Records that describe figures:
▼
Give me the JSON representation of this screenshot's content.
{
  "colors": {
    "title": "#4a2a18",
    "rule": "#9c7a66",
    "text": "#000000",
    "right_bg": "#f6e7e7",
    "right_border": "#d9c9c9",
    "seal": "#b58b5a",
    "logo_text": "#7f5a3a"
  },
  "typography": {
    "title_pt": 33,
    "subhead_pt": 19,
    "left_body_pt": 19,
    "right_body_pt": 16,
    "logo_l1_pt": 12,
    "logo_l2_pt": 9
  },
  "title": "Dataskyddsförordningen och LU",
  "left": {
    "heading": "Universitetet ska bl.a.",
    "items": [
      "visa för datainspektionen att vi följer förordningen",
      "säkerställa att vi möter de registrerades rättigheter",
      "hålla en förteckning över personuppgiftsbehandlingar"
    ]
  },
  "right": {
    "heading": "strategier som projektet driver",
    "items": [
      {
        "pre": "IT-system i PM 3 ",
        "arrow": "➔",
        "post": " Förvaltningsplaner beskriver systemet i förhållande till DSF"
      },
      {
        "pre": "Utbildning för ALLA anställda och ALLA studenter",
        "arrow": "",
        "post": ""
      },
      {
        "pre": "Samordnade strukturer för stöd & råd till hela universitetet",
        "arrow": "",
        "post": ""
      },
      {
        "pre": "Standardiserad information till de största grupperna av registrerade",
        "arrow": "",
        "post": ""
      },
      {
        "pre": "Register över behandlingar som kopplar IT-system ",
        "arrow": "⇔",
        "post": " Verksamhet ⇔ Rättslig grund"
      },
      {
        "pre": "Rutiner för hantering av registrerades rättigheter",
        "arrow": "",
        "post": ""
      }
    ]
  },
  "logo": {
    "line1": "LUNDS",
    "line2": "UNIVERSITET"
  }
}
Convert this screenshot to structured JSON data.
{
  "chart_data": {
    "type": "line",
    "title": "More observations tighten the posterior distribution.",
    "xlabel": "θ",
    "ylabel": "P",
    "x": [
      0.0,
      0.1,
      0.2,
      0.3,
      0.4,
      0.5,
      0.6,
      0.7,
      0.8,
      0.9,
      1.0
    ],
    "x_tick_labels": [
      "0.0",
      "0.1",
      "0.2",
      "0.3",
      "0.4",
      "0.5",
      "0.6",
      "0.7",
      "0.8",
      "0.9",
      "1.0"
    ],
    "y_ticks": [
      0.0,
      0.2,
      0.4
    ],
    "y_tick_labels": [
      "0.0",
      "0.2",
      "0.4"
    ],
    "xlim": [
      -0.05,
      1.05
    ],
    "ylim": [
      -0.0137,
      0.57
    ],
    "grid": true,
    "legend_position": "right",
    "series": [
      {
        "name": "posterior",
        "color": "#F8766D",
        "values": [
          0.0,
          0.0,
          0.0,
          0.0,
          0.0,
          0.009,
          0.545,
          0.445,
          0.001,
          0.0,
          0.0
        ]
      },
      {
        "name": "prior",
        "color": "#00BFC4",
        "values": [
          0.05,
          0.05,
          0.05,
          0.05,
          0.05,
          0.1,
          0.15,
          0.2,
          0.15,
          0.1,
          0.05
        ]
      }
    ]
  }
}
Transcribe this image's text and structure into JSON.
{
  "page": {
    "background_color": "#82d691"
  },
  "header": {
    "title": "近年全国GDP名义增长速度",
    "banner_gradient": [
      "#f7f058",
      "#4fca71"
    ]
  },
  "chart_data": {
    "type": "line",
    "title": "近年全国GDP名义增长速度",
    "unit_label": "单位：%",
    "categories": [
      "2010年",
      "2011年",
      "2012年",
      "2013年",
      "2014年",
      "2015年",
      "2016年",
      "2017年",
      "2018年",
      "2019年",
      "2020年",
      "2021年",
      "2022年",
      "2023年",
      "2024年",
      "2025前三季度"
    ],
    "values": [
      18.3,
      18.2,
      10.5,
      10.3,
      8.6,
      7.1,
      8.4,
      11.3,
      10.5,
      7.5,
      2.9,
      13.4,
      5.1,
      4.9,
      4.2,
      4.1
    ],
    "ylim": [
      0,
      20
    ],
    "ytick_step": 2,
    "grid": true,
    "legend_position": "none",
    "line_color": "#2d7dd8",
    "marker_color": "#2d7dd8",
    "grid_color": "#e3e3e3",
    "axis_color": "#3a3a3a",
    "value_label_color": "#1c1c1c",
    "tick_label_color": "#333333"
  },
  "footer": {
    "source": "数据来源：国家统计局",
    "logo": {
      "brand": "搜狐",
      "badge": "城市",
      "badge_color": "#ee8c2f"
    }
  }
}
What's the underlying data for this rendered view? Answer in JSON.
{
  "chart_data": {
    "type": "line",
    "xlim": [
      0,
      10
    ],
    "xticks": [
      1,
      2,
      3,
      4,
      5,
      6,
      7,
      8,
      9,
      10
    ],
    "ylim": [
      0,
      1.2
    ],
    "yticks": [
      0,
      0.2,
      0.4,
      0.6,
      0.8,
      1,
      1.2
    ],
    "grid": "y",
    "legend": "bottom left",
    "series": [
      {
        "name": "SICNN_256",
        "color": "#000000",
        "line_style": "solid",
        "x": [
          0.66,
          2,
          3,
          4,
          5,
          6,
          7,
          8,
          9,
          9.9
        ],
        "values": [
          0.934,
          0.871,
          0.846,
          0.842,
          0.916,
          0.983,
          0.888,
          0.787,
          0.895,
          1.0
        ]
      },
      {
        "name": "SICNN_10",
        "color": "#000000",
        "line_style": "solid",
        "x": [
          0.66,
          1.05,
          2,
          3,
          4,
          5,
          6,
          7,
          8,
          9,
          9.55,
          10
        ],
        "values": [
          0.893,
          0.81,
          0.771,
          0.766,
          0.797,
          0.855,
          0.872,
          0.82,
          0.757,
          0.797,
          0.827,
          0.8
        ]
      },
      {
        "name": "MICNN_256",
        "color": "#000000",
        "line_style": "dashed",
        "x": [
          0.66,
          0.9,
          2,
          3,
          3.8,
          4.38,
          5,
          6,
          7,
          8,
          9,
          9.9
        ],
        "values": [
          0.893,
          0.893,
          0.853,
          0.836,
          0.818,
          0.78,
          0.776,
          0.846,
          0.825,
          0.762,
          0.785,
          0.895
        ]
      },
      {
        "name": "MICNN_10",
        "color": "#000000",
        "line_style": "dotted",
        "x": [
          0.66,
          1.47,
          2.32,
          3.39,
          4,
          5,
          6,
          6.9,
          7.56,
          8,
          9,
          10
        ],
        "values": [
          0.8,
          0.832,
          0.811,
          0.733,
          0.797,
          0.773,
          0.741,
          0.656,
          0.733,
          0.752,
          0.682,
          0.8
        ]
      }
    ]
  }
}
▲
:: WHAT YOU WILL DO ::
From the data above, copy each line that holds "till".

:: RESULT BELOW ::
        "post": " Förvaltningsplaner beskriver systemet i förhållande till DSF"
        "pre": "Samordnade strukturer för stöd & råd till hela universitetet",
        "pre": "Standardiserad information till de största grupperna av registrerade",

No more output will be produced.